Leave out the pictures and repeat every record exactly.

EXTRACTED DATA:
----------------------------------------
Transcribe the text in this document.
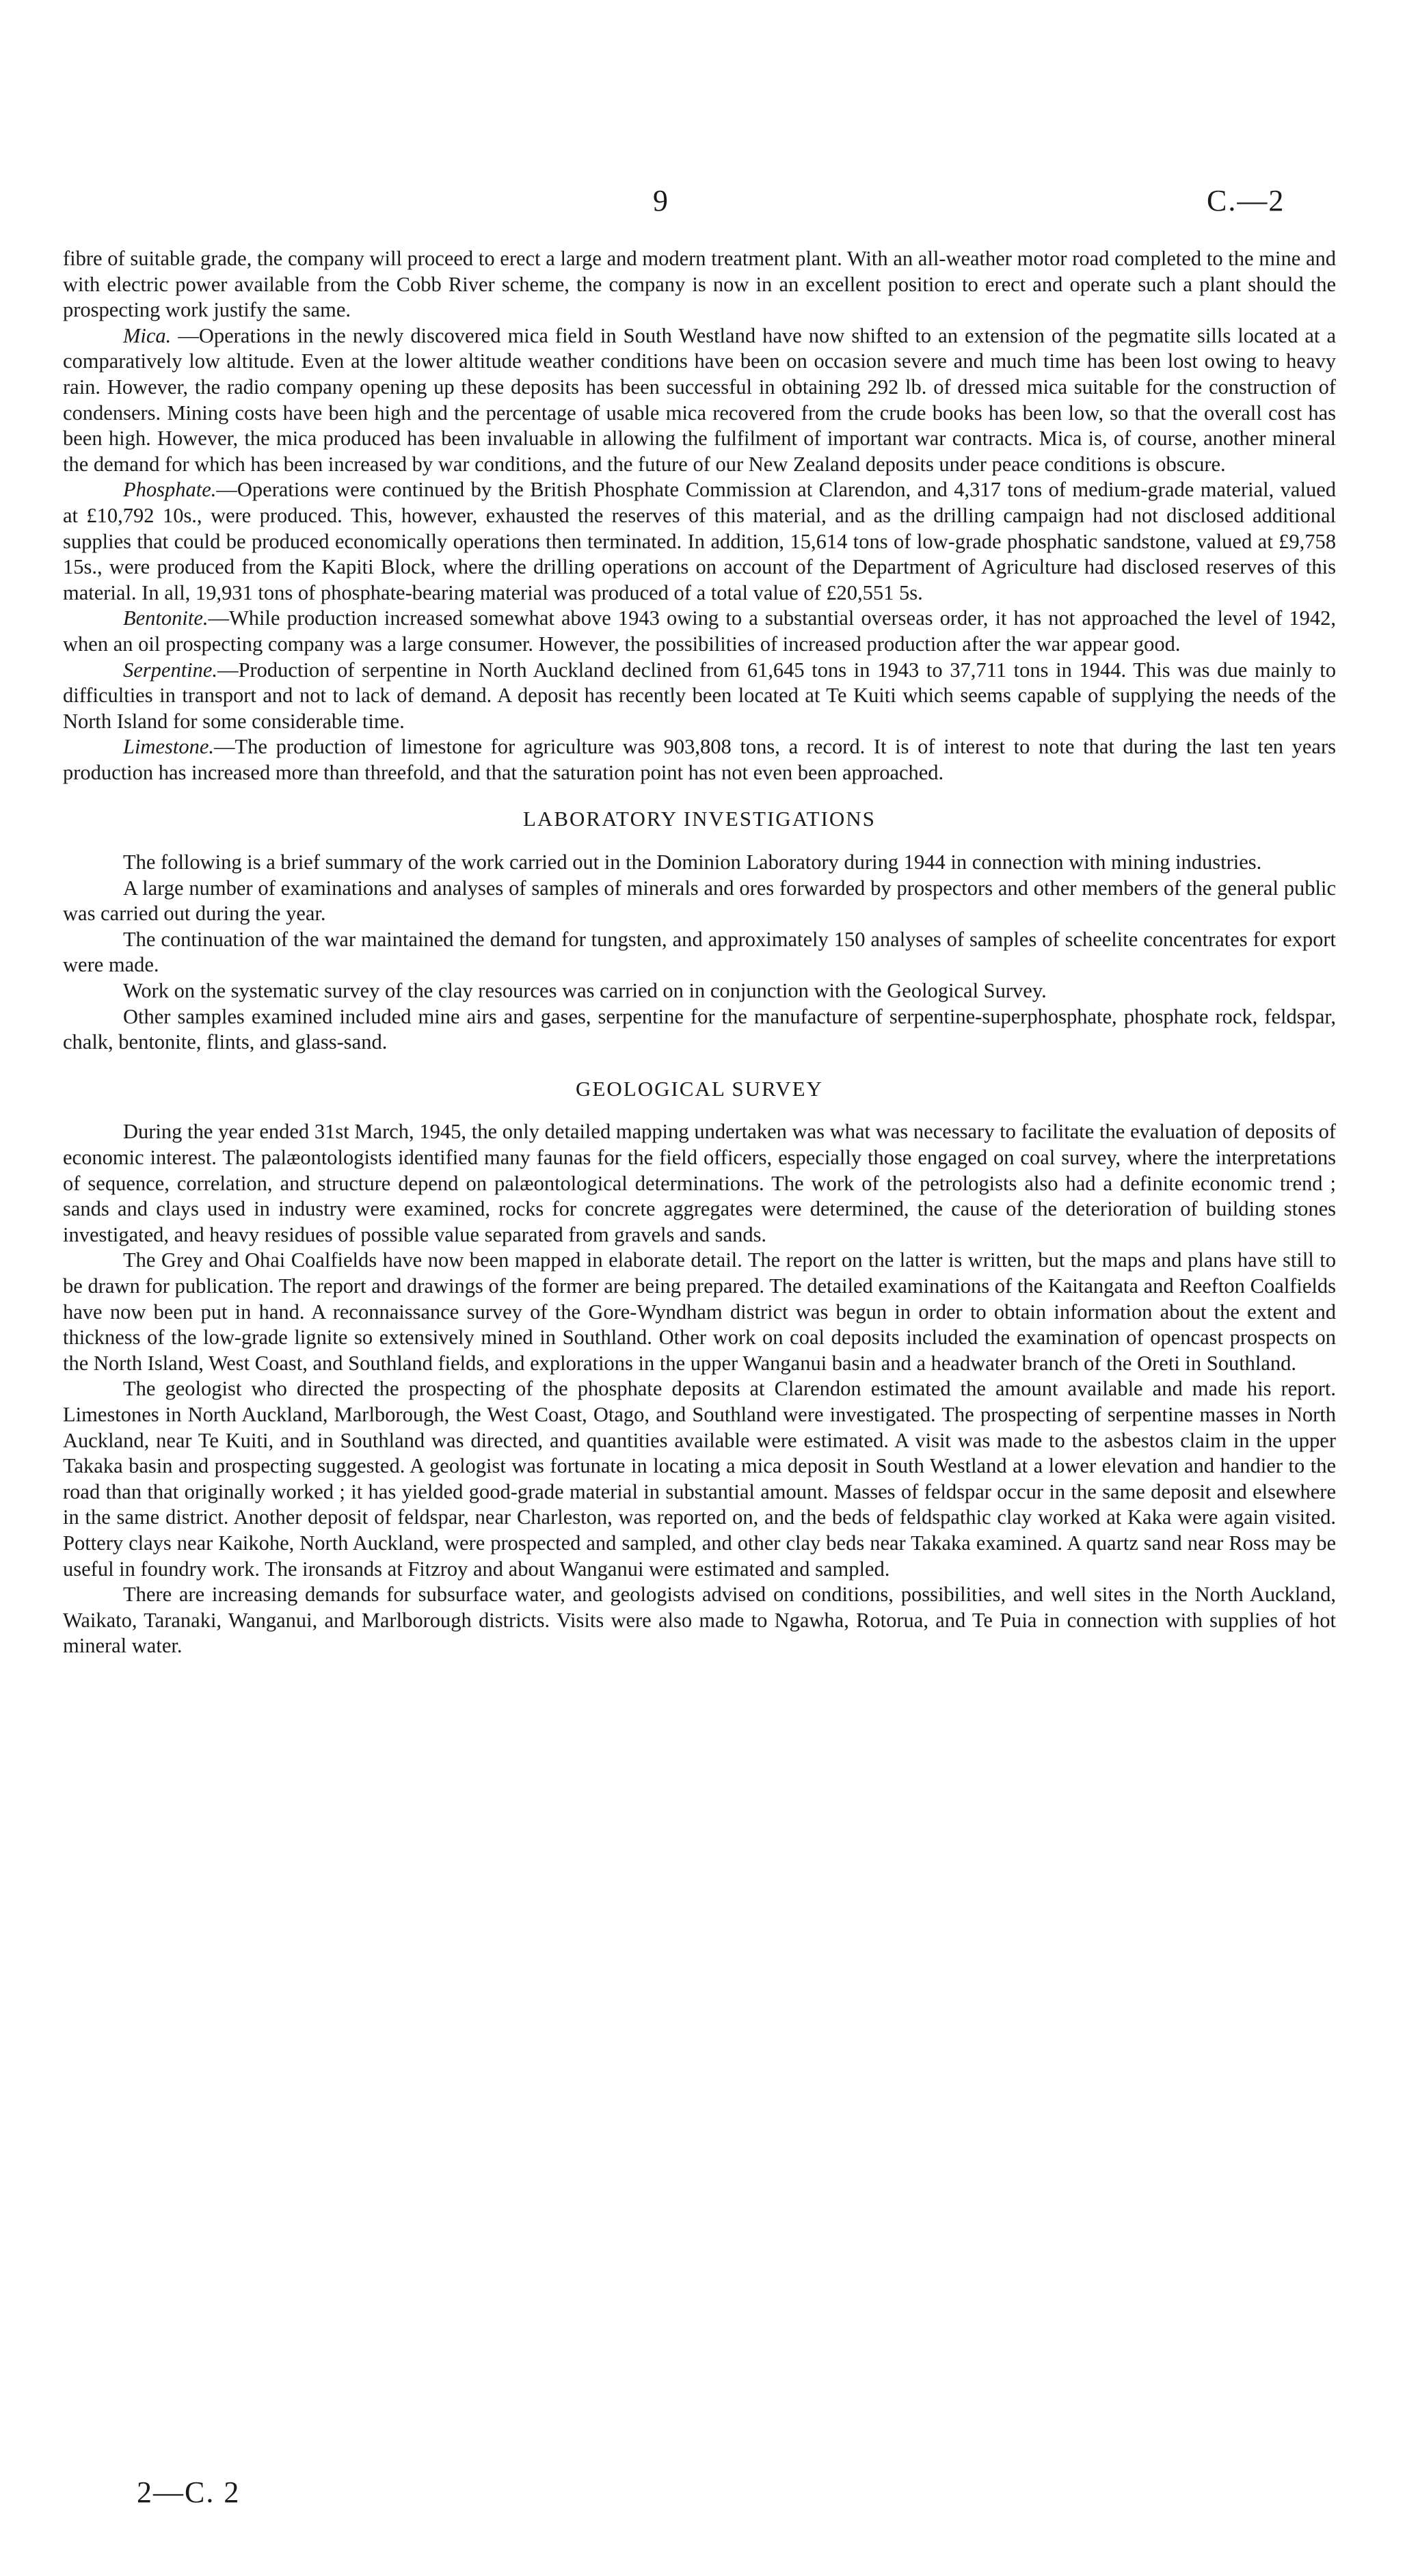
9	C.—2

fibre of suitable grade, the company will proceed to erect a large and modern treatment plant. With an all-weather motor road completed to the mine and with electric power available from the Cobb River scheme, the company is now in an excellent position to erect and operate such a plant should the prospecting work justify the same.

Mica. —Operations in the newly discovered mica field in South Westland have now shifted to an extension of the pegmatite sills located at a comparatively low altitude. Even at the lower altitude weather conditions have been on occasion severe and much time has been lost owing to heavy rain. However, the radio company opening up these deposits has been successful in obtaining 292 lb. of dressed mica suitable for the construction of condensers. Mining costs have been high and the percentage of usable mica recovered from the crude books has been low, so that the overall cost has been high. However, the mica produced has been invaluable in allowing the fulfilment of important war contracts. Mica is, of course, another mineral the demand for which has been increased by war conditions, and the future of our New Zealand deposits under peace conditions is obscure.

Phosphate.—Operations were continued by the British Phosphate Commission at Clarendon, and 4,317 tons of medium-grade material, valued at £10,792 10s., were produced. This, however, exhausted the reserves of this material, and as the drilling campaign had not disclosed additional supplies that could be produced economically operations then terminated. In addition, 15,614 tons of low-grade phosphatic sandstone, valued at £9,758 15s., were produced from the Kapiti Block, where the drilling operations on account of the Department of Agriculture had disclosed reserves of this material. In all, 19,931 tons of phosphate-bearing material was produced of a total value of £20,551 5s.

Bentonite.—While production increased somewhat above 1943 owing to a substantial overseas order, it has not approached the level of 1942, when an oil prospecting company was a large consumer. However, the possibilities of increased production after the war appear good.

Serpentine.—Production of serpentine in North Auckland declined from 61,645 tons in 1943 to 37,711 tons in 1944. This was due mainly to difficulties in transport and not to lack of demand. A deposit has recently been located at Te Kuiti which seems capable of supplying the needs of the North Island for some considerable time.

Limestone.—The production of limestone for agriculture was 903,808 tons, a record. It is of interest to note that during the last ten years production has increased more than threefold, and that the saturation point has not even been approached.

LABORATORY INVESTIGATIONS

The following is a brief summary of the work carried out in the Dominion Laboratory during 1944 in connection with mining industries.

A large number of examinations and analyses of samples of minerals and ores forwarded by prospectors and other members of the general public was carried out during the year.

The continuation of the war maintained the demand for tungsten, and approximately 150 analyses of samples of scheelite concentrates for export were made.

Work on the systematic survey of the clay resources was carried on in conjunction with the Geological Survey.

Other samples examined included mine airs and gases, serpentine for the manufacture of serpentine-superphosphate, phosphate rock, feldspar, chalk, bentonite, flints, and glass-sand.

GEOLOGICAL SURVEY

During the year ended 31st March, 1945, the only detailed mapping undertaken was what was necessary to facilitate the evaluation of deposits of economic interest. The palæontologists identified many faunas for the field officers, especially those engaged on coal survey, where the interpretations of sequence, correlation, and structure depend on palæontological determinations. The work of the petrologists also had a definite economic trend ; sands and clays used in industry were examined, rocks for concrete aggregates were determined, the cause of the deterioration of building stones investigated, and heavy residues of possible value separated from gravels and sands.

The Grey and Ohai Coalfields have now been mapped in elaborate detail. The report on the latter is written, but the maps and plans have still to be drawn for publication. The report and drawings of the former are being prepared. The detailed examinations of the Kaitangata and Reefton Coalfields have now been put in hand. A reconnaissance survey of the Gore-Wyndham district was begun in order to obtain information about the extent and thickness of the low-grade lignite so extensively mined in Southland. Other work on coal deposits included the examination of opencast prospects on the North Island, West Coast, and Southland fields, and explorations in the upper Wanganui basin and a headwater branch of the Oreti in Southland.

The geologist who directed the prospecting of the phosphate deposits at Clarendon estimated the amount available and made his report. Limestones in North Auckland, Marlborough, the West Coast, Otago, and Southland were investigated. The prospecting of serpentine masses in North Auckland, near Te Kuiti, and in Southland was directed, and quantities available were estimated. A visit was made to the asbestos claim in the upper Takaka basin and prospecting suggested. A geologist was fortunate in locating a mica deposit in South Westland at a lower elevation and handier to the road than that originally worked ; it has yielded good-grade material in substantial amount. Masses of feldspar occur in the same deposit and elsewhere in the same district. Another deposit of feldspar, near Charleston, was reported on, and the beds of feldspathic clay worked at Kaka were again visited. Pottery clays near Kaikohe, North Auckland, were prospected and sampled, and other clay beds near Takaka examined. A quartz sand near Ross may be useful in foundry work. The ironsands at Fitzroy and about Wanganui were estimated and sampled.

There are increasing demands for subsurface water, and geologists advised on conditions, possibilities, and well sites in the North Auckland, Waikato, Taranaki, Wanganui, and Marlborough districts. Visits were also made to Ngawha, Rotorua, and Te Puia in connection with supplies of hot mineral water.

2—C. 2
----------------------------------------
SOLUTION FOR THIS EXERCISE:
Transcribe the text in this document.
9	C.—2

fibre of suitable grade, the company will proceed to erect a large and modern treatment plant. With an all-weather motor road completed to the mine and with electric power available from the Cobb River scheme, the company is now in an excellent position to erect and operate such a plant should the prospecting work justify the same.

Mica. —Operations in the newly discovered mica field in South Westland have now shifted to an extension of the pegmatite sills located at a comparatively low altitude. Even at the lower altitude weather conditions have been on occasion severe and much time has been lost owing to heavy rain. However, the radio company opening up these deposits has been successful in obtaining 292 lb. of dressed mica suitable for the construction of condensers. Mining costs have been high and the percentage of usable mica recovered from the crude books has been low, so that the overall cost has been high. However, the mica produced has been invaluable in allowing the fulfilment of important war contracts. Mica is, of course, another mineral the demand for which has been increased by war conditions, and the future of our New Zealand deposits under peace conditions is obscure.

Phosphate.—Operations were continued by the British Phosphate Commission at Clarendon, and 4,317 tons of medium-grade material, valued at £10,792 10s., were produced. This, however, exhausted the reserves of this material, and as the drilling campaign had not disclosed additional supplies that could be produced economically operations then terminated. In addition, 15,614 tons of low-grade phosphatic sandstone, valued at £9,758 15s., were produced from the Kapiti Block, where the drilling operations on account of the Department of Agriculture had disclosed reserves of this material. In all, 19,931 tons of phosphate-bearing material was produced of a total value of £20,551 5s.

Bentonite.—While production increased somewhat above 1943 owing to a substantial overseas order, it has not approached the level of 1942, when an oil prospecting company was a large consumer. However, the possibilities of increased production after the war appear good.

Serpentine.—Production of serpentine in North Auckland declined from 61,645 tons in 1943 to 37,711 tons in 1944. This was due mainly to difficulties in transport and not to lack of demand. A deposit has recently been located at Te Kuiti which seems capable of supplying the needs of the North Island for some considerable time.

Limestone.—The production of limestone for agriculture was 903,808 tons, a record. It is of interest to note that during the last ten years production has increased more than threefold, and that the saturation point has not even been approached.

LABORATORY INVESTIGATIONS

The following is a brief summary of the work carried out in the Dominion Laboratory during 1944 in connection with mining industries.

A large number of examinations and analyses of samples of minerals and ores forwarded by prospectors and other members of the general public was carried out during the year.

The continuation of the war maintained the demand for tungsten, and approximately 150 analyses of samples of scheelite concentrates for export were made.

Work on the systematic survey of the clay resources was carried on in conjunction with the Geological Survey.

Other samples examined included mine airs and gases, serpentine for the manufacture of serpentine-superphosphate, phosphate rock, feldspar, chalk, bentonite, flints, and glass-sand.

GEOLOGICAL SURVEY

During the year ended 31st March, 1945, the only detailed mapping undertaken was what was necessary to facilitate the evaluation of deposits of economic interest. The palæontologists identified many faunas for the field officers, especially those engaged on coal survey, where the interpretations of sequence, correlation, and structure depend on palæontological determinations. The work of the petrologists also had a definite economic trend ; sands and clays used in industry were examined, rocks for concrete aggregates were determined, the cause of the deterioration of building stones investigated, and heavy residues of possible value separated from gravels and sands.

The Grey and Ohai Coalfields have now been mapped in elaborate detail. The report on the latter is written, but the maps and plans have still to be drawn for publication. The report and drawings of the former are being prepared. The detailed examinations of the Kaitangata and Reefton Coalfields have now been put in hand. A reconnaissance survey of the Gore-Wyndham district was begun in order to obtain information about the extent and thickness of the low-grade lignite so extensively mined in Southland. Other work on coal deposits included the examination of opencast prospects on the North Island, West Coast, and Southland fields, and explorations in the upper Wanganui basin and a headwater branch of the Oreti in Southland.

The geologist who directed the prospecting of the phosphate deposits at Clarendon estimated the amount available and made his report. Limestones in North Auckland, Marlborough, the West Coast, Otago, and Southland were investigated. The prospecting of serpentine masses in North Auckland, near Te Kuiti, and in Southland was directed, and quantities available were estimated. A visit was made to the asbestos claim in the upper Takaka basin and prospecting suggested. A geologist was fortunate in locating a mica deposit in South Westland at a lower elevation and handier to the road than that originally worked ; it has yielded good-grade material in substantial amount. Masses of feldspar occur in the same deposit and elsewhere in the same district. Another deposit of feldspar, near Charleston, was reported on, and the beds of feldspathic clay worked at Kaka were again visited. Pottery clays near Kaikohe, North Auckland, were prospected and sampled, and other clay beds near Takaka examined. A quartz sand near Ross may be useful in foundry work. The ironsands at Fitzroy and about Wanganui were estimated and sampled.

There are increasing demands for subsurface water, and geologists advised on conditions, possibilities, and well sites in the North Auckland, Waikato, Taranaki, Wanganui, and Marlborough districts. Visits were also made to Ngawha, Rotorua, and Te Puia in connection with supplies of hot mineral water.

2—C. 2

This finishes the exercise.